▸ **Input material**

%%

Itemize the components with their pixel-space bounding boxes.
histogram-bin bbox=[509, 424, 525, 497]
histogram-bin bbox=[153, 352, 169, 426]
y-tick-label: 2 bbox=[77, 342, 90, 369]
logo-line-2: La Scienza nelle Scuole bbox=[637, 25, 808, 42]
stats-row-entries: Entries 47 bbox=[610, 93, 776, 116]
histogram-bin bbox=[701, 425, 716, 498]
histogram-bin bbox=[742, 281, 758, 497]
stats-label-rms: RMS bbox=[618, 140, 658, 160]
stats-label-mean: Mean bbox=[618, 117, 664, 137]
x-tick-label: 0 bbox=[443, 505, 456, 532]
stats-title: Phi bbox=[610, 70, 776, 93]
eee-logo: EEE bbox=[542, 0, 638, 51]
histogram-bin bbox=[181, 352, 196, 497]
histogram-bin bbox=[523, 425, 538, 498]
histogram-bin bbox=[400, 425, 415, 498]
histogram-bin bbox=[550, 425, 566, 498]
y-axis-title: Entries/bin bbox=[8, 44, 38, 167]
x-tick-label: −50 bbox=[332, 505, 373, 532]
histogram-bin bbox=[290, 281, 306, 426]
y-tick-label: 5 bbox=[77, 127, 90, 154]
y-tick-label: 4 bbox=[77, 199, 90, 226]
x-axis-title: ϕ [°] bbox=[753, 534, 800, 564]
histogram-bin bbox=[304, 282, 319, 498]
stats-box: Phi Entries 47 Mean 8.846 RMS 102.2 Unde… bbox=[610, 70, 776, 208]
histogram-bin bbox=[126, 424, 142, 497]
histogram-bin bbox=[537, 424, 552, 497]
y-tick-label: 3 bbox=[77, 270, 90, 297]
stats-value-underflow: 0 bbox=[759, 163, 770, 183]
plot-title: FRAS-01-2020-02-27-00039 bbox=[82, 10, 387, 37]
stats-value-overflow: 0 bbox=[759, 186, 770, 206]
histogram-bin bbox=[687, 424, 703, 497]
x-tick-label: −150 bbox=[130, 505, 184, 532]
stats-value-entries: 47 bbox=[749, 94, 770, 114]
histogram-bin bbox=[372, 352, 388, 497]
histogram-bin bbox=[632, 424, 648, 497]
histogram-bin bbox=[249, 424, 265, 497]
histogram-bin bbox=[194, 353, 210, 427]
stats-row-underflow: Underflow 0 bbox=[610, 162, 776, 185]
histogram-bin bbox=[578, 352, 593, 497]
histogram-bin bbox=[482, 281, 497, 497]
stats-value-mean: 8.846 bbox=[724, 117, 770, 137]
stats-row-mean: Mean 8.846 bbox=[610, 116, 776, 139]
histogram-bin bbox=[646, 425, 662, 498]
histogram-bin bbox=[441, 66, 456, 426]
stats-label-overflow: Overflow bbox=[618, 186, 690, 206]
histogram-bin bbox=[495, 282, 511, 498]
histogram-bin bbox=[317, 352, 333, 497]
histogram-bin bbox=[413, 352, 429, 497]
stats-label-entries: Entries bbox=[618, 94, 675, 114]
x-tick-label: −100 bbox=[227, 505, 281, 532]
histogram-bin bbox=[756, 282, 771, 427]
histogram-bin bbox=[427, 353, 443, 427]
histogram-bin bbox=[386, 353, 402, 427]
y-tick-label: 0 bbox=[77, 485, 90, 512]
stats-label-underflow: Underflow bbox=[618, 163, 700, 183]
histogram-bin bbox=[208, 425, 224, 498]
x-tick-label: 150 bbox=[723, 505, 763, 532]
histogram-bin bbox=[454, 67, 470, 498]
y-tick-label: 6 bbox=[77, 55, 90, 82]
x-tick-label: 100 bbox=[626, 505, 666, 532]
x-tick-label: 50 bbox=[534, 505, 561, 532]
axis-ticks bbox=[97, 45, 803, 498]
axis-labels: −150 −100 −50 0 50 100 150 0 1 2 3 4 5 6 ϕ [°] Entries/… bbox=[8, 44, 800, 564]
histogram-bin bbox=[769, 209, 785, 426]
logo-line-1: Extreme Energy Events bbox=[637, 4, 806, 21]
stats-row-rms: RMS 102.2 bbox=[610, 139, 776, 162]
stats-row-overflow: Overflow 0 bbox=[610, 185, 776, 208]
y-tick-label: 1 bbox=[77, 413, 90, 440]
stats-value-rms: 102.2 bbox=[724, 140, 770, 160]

%%

▸ **Stated problem**
Please render every line of the records above as a numbered list, leaving out any blank lines.

▸ **Answer for this exercise**
1. Itemize the components with their pixel-space bounding boxes.
2. histogram-bin bbox=[509, 424, 525, 497]
3. histogram-bin bbox=[153, 352, 169, 426]
4. y-tick-label: 2 bbox=[77, 342, 90, 369]
5. logo-line-2: La Scienza nelle Scuole bbox=[637, 25, 808, 42]
6. stats-row-entries: Entries 47 bbox=[610, 93, 776, 116]
7. histogram-bin bbox=[701, 425, 716, 498]
8. histogram-bin bbox=[742, 281, 758, 497]
9. stats-label-rms: RMS bbox=[618, 140, 658, 160]
10. stats-label-mean: Mean bbox=[618, 117, 664, 137]
11. x-tick-label: 0 bbox=[443, 505, 456, 532]
12. stats-title: Phi bbox=[610, 70, 776, 93]
13. eee-logo: EEE bbox=[542, 0, 638, 51]
14. histogram-bin bbox=[181, 352, 196, 497]
15. histogram-bin bbox=[523, 425, 538, 498]
16. histogram-bin bbox=[400, 425, 415, 498]
17. histogram-bin bbox=[550, 425, 566, 498]
18. y-axis-title: Entries/bin bbox=[8, 44, 38, 167]
19. x-tick-label: −50 bbox=[332, 505, 373, 532]
20. histogram-bin bbox=[290, 281, 306, 426]
21. y-tick-label: 5 bbox=[77, 127, 90, 154]
22. y-tick-label: 4 bbox=[77, 199, 90, 226]
23. x-axis-title: ϕ [°] bbox=[753, 534, 800, 564]
24. histogram-bin bbox=[304, 282, 319, 498]
25. stats-box: Phi Entries 47 Mean 8.846 RMS 102.2 Unde… bbox=[610, 70, 776, 208]
26. histogram-bin bbox=[126, 424, 142, 497]
27. histogram-bin bbox=[537, 424, 552, 497]
28. y-tick-label: 3 bbox=[77, 270, 90, 297]
29. stats-value-underflow: 0 bbox=[759, 163, 770, 183]
30. plot-title: FRAS-01-2020-02-27-00039 bbox=[82, 10, 387, 37]
31. stats-value-overflow: 0 bbox=[759, 186, 770, 206]
32. histogram-bin bbox=[687, 424, 703, 497]
33. x-tick-label: −150 bbox=[130, 505, 184, 532]
34. stats-value-entries: 47 bbox=[749, 94, 770, 114]
35. histogram-bin bbox=[372, 352, 388, 497]
36. histogram-bin bbox=[632, 424, 648, 497]
37. histogram-bin bbox=[249, 424, 265, 497]
38. histogram-bin bbox=[194, 353, 210, 427]
39. stats-row-underflow: Underflow 0 bbox=[610, 162, 776, 185]
40. histogram-bin bbox=[578, 352, 593, 497]
41. histogram-bin bbox=[482, 281, 497, 497]
42. stats-value-mean: 8.846 bbox=[724, 117, 770, 137]
43. stats-row-mean: Mean 8.846 bbox=[610, 116, 776, 139]
44. histogram-bin bbox=[646, 425, 662, 498]
45. histogram-bin bbox=[441, 66, 456, 426]
46. stats-label-overflow: Overflow bbox=[618, 186, 690, 206]
47. histogram-bin bbox=[495, 282, 511, 498]
48. histogram-bin bbox=[317, 352, 333, 497]
49. histogram-bin bbox=[413, 352, 429, 497]
50. stats-label-entries: Entries bbox=[618, 94, 675, 114]
51. x-tick-label: −100 bbox=[227, 505, 281, 532]
52. histogram-bin bbox=[756, 282, 771, 427]
53. histogram-bin bbox=[427, 353, 443, 427]
54. histogram-bin bbox=[386, 353, 402, 427]
55. y-tick-label: 0 bbox=[77, 485, 90, 512]
56. stats-label-underflow: Underflow bbox=[618, 163, 700, 183]
57. histogram-bin bbox=[208, 425, 224, 498]
58. x-tick-label: 150 bbox=[723, 505, 763, 532]
59. histogram-bin bbox=[454, 67, 470, 498]
60. y-tick-label: 6 bbox=[77, 55, 90, 82]
61. x-tick-label: 100 bbox=[626, 505, 666, 532]
62. x-tick-label: 50 bbox=[534, 505, 561, 532]
63. axis-ticks bbox=[97, 45, 803, 498]
64. axis-labels: −150 −100 −50 0 50 100 150 0 1 2 3 4 5 6 ϕ [°] Entries/… bbox=[8, 44, 800, 564]
65. histogram-bin bbox=[769, 209, 785, 426]
66. logo-line-1: Extreme Energy Events bbox=[637, 4, 806, 21]
67. stats-row-rms: RMS 102.2 bbox=[610, 139, 776, 162]
68. stats-row-overflow: Overflow 0 bbox=[610, 185, 776, 208]
69. y-tick-label: 1 bbox=[77, 413, 90, 440]
70. stats-value-rms: 102.2 bbox=[724, 140, 770, 160]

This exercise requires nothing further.